→ Requirement
Copy every line of the data in which the word "ylabel" occurs.

→ The input
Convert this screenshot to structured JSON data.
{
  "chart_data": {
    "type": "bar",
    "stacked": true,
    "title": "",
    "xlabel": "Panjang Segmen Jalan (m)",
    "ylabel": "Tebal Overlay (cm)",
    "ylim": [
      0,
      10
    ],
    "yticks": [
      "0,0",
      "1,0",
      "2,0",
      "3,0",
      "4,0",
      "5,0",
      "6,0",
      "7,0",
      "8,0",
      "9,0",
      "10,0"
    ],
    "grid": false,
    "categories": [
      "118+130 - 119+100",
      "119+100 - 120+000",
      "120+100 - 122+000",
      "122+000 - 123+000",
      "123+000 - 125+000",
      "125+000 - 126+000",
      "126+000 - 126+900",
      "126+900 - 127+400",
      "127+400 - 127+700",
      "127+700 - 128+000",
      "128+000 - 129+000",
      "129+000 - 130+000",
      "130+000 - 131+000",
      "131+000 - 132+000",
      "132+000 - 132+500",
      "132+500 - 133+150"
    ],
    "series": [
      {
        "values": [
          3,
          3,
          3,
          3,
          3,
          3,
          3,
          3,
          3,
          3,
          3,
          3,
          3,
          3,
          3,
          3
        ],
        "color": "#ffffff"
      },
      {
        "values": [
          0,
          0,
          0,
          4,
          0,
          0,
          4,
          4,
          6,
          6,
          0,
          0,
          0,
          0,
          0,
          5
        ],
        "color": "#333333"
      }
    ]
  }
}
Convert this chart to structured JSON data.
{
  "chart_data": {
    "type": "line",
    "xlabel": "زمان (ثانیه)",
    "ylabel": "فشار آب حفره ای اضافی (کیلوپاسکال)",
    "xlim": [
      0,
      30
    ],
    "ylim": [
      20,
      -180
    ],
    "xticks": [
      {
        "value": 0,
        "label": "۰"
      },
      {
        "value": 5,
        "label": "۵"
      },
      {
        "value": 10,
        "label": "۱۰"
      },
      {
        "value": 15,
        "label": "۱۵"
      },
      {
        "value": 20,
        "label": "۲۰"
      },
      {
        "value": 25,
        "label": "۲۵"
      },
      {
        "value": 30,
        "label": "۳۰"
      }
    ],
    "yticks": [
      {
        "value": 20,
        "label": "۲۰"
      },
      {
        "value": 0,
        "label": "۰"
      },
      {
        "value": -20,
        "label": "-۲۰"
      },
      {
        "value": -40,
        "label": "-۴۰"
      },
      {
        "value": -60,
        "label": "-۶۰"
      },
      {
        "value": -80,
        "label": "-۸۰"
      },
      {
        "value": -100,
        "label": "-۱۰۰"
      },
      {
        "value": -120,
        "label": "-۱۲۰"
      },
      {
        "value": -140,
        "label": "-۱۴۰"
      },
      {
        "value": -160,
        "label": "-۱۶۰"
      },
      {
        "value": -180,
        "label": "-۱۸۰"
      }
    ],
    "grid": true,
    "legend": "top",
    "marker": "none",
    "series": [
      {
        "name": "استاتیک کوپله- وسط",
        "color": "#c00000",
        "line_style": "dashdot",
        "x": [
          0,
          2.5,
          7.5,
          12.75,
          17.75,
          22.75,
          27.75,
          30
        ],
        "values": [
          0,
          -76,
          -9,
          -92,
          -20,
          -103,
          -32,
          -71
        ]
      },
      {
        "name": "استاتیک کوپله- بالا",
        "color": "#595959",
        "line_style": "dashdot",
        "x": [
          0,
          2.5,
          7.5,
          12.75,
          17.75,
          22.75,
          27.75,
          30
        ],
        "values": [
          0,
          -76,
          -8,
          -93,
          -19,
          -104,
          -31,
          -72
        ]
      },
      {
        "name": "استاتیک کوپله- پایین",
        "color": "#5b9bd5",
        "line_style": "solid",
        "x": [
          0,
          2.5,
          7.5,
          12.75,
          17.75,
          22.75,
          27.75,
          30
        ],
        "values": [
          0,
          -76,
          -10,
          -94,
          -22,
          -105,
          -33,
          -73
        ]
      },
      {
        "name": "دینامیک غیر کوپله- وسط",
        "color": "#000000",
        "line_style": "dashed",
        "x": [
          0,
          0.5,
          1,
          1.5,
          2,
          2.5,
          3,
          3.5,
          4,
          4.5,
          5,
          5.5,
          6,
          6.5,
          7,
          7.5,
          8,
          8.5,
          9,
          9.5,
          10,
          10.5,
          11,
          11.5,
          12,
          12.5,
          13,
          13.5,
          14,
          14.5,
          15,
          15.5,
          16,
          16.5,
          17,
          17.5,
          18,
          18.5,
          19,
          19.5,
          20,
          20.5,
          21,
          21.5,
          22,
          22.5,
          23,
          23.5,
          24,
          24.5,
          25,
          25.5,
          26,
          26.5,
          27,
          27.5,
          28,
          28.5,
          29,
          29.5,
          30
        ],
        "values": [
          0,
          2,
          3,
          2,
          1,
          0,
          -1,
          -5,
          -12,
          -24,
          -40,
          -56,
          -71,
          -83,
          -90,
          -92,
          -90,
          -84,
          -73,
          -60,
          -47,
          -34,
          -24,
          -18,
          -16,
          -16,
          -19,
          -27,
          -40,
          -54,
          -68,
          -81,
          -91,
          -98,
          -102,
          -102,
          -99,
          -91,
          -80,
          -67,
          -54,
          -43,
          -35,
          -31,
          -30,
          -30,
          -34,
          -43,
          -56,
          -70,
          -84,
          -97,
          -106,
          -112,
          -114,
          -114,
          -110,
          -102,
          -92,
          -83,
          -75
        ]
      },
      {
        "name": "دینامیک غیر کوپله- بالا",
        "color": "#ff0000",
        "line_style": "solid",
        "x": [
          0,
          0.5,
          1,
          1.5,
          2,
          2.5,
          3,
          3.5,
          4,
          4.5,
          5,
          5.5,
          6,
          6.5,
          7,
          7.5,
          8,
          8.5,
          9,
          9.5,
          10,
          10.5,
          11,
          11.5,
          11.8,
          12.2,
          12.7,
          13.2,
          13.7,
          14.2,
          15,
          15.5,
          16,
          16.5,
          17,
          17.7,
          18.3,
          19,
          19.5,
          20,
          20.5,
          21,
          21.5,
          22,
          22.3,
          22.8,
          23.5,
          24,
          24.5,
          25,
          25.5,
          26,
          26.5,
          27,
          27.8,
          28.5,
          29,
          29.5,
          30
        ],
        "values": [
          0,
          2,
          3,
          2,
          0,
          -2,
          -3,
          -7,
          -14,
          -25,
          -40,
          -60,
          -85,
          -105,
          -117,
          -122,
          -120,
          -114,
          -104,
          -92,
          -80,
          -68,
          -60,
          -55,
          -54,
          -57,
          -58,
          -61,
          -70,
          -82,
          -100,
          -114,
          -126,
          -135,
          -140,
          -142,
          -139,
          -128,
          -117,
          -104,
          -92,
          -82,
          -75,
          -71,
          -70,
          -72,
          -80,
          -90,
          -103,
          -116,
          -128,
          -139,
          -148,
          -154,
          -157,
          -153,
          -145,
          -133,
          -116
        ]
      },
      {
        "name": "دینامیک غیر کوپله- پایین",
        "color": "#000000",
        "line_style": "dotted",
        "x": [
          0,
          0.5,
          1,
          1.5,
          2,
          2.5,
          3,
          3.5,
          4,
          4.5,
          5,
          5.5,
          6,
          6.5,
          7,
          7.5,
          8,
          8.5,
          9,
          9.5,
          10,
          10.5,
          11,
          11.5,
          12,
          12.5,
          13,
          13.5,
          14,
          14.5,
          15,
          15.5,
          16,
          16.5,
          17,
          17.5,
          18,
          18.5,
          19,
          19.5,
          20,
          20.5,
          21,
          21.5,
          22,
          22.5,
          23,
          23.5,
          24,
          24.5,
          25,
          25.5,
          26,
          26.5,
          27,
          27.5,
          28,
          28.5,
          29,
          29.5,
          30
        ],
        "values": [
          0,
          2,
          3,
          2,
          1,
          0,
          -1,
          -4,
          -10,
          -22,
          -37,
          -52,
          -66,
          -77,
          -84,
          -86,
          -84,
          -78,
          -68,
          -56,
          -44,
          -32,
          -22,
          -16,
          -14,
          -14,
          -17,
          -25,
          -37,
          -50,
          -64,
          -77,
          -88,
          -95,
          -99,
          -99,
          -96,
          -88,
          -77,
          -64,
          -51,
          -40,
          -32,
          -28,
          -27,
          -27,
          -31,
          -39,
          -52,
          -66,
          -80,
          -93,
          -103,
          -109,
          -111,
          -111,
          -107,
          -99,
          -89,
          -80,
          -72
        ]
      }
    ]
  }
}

→ Written answer
    "ylabel": "Tebal Overlay (cm)",
    "ylabel": "فشار آب حفره ای اضافی (کیلوپاسکال)",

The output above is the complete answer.